** begin **

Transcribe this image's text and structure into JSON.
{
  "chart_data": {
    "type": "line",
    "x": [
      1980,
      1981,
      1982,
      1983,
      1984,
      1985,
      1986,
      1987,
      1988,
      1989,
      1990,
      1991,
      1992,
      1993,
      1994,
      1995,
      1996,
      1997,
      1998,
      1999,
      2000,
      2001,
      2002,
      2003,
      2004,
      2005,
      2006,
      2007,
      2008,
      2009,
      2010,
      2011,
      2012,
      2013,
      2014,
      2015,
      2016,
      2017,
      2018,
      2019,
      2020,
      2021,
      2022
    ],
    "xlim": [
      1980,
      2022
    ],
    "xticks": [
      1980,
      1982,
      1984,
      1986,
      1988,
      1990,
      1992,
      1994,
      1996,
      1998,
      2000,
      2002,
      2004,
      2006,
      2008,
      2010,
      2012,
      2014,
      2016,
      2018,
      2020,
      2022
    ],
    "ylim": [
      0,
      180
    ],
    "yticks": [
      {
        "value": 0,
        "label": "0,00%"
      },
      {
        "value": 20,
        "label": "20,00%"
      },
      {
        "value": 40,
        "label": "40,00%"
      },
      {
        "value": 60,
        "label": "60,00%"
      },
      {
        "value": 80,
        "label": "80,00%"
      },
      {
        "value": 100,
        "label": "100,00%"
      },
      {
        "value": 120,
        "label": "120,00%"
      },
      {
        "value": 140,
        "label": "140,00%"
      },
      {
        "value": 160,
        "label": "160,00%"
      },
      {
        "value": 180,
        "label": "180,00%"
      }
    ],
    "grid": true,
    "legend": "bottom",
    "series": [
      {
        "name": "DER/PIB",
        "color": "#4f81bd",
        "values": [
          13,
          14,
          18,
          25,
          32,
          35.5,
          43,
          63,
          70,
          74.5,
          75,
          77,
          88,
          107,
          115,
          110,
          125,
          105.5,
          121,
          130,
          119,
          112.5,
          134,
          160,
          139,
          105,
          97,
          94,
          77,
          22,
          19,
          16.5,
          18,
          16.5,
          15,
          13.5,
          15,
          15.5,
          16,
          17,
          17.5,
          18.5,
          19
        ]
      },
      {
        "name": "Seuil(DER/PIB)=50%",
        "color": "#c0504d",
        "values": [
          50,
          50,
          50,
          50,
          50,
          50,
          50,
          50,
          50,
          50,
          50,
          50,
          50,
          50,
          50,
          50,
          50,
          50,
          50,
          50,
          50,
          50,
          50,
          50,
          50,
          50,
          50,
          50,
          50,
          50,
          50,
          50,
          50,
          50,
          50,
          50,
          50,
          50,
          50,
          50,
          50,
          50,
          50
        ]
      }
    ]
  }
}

** end **

▶ _Exercise instructions_: Report each line in the data that holds the word "label".

▶ _Written solution_:
        "label": "0,00%"
        "label": "20,00%"
        "label": "40,00%"
        "label": "60,00%"
        "label": "80,00%"
        "label": "100,00%"
        "label": "120,00%"
        "label": "140,00%"
        "label": "160,00%"
        "label": "180,00%"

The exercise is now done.